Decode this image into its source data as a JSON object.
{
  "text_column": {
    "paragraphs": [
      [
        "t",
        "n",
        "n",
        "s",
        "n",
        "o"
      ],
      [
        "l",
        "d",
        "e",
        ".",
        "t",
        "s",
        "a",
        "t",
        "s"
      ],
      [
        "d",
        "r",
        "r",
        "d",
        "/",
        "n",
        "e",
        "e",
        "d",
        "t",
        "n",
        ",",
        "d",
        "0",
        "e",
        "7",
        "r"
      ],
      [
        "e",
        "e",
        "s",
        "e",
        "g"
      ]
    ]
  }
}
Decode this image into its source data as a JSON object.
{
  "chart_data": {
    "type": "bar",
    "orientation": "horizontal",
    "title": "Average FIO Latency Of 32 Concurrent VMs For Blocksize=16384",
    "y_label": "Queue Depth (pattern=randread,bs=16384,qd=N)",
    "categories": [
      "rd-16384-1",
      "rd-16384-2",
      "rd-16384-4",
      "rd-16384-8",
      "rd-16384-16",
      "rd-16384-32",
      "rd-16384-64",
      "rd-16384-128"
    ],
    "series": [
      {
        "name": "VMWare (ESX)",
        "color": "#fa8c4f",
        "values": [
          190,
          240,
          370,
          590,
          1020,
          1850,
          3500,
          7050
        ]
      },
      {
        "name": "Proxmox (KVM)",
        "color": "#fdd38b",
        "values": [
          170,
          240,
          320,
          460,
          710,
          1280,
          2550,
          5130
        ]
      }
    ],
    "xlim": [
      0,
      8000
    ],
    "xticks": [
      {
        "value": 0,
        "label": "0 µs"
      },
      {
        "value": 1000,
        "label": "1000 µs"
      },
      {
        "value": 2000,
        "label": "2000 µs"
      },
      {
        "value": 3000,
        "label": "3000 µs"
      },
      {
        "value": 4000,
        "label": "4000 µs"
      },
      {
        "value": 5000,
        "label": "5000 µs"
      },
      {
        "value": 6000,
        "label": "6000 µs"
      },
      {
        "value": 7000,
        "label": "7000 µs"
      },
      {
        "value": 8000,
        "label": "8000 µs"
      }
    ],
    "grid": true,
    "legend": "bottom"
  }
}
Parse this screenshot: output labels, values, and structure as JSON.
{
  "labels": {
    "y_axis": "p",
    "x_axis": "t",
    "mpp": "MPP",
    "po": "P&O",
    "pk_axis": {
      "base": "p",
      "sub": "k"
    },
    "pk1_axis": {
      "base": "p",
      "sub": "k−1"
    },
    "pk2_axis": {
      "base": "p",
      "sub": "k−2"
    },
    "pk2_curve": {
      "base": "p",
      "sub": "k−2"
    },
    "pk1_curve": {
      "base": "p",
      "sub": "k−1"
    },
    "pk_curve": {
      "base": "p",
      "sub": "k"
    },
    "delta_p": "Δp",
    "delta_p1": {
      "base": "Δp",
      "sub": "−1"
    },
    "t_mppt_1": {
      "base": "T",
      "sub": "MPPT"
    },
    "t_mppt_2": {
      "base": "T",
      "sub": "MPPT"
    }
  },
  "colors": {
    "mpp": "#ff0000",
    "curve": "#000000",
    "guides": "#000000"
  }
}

> GOAL OF THE EXERCISE
Write the material out exactly, with nothing left out.

> SOLUTION
Decode this image into its source data as a JSON object.
{
  "text_column": {
    "paragraphs": [
      [
        "t",
        "n",
        "n",
        "s",
        "n",
        "o"
      ],
      [
        "l",
        "d",
        "e",
        ".",
        "t",
        "s",
        "a",
        "t",
        "s"
      ],
      [
        "d",
        "r",
        "r",
        "d",
        "/",
        "n",
        "e",
        "e",
        "d",
        "t",
        "n",
        ",",
        "d",
        "0",
        "e",
        "7",
        "r"
      ],
      [
        "e",
        "e",
        "s",
        "e",
        "g"
      ]
    ]
  }
}
Decode this image into its source data as a JSON object.
{
  "chart_data": {
    "type": "bar",
    "orientation": "horizontal",
    "title": "Average FIO Latency Of 32 Concurrent VMs For Blocksize=16384",
    "y_label": "Queue Depth (pattern=randread,bs=16384,qd=N)",
    "categories": [
      "rd-16384-1",
      "rd-16384-2",
      "rd-16384-4",
      "rd-16384-8",
      "rd-16384-16",
      "rd-16384-32",
      "rd-16384-64",
      "rd-16384-128"
    ],
    "series": [
      {
        "name": "VMWare (ESX)",
        "color": "#fa8c4f",
        "values": [
          190,
          240,
          370,
          590,
          1020,
          1850,
          3500,
          7050
        ]
      },
      {
        "name": "Proxmox (KVM)",
        "color": "#fdd38b",
        "values": [
          170,
          240,
          320,
          460,
          710,
          1280,
          2550,
          5130
        ]
      }
    ],
    "xlim": [
      0,
      8000
    ],
    "xticks": [
      {
        "value": 0,
        "label": "0 µs"
      },
      {
        "value": 1000,
        "label": "1000 µs"
      },
      {
        "value": 2000,
        "label": "2000 µs"
      },
      {
        "value": 3000,
        "label": "3000 µs"
      },
      {
        "value": 4000,
        "label": "4000 µs"
      },
      {
        "value": 5000,
        "label": "5000 µs"
      },
      {
        "value": 6000,
        "label": "6000 µs"
      },
      {
        "value": 7000,
        "label": "7000 µs"
      },
      {
        "value": 8000,
        "label": "8000 µs"
      }
    ],
    "grid": true,
    "legend": "bottom"
  }
}
Parse this screenshot: output labels, values, and structure as JSON.
{
  "labels": {
    "y_axis": "p",
    "x_axis": "t",
    "mpp": "MPP",
    "po": "P&O",
    "pk_axis": {
      "base": "p",
      "sub": "k"
    },
    "pk1_axis": {
      "base": "p",
      "sub": "k−1"
    },
    "pk2_axis": {
      "base": "p",
      "sub": "k−2"
    },
    "pk2_curve": {
      "base": "p",
      "sub": "k−2"
    },
    "pk1_curve": {
      "base": "p",
      "sub": "k−1"
    },
    "pk_curve": {
      "base": "p",
      "sub": "k"
    },
    "delta_p": "Δp",
    "delta_p1": {
      "base": "Δp",
      "sub": "−1"
    },
    "t_mppt_1": {
      "base": "T",
      "sub": "MPPT"
    },
    "t_mppt_2": {
      "base": "T",
      "sub": "MPPT"
    }
  },
  "colors": {
    "mpp": "#ff0000",
    "curve": "#000000",
    "guides": "#000000"
  }
}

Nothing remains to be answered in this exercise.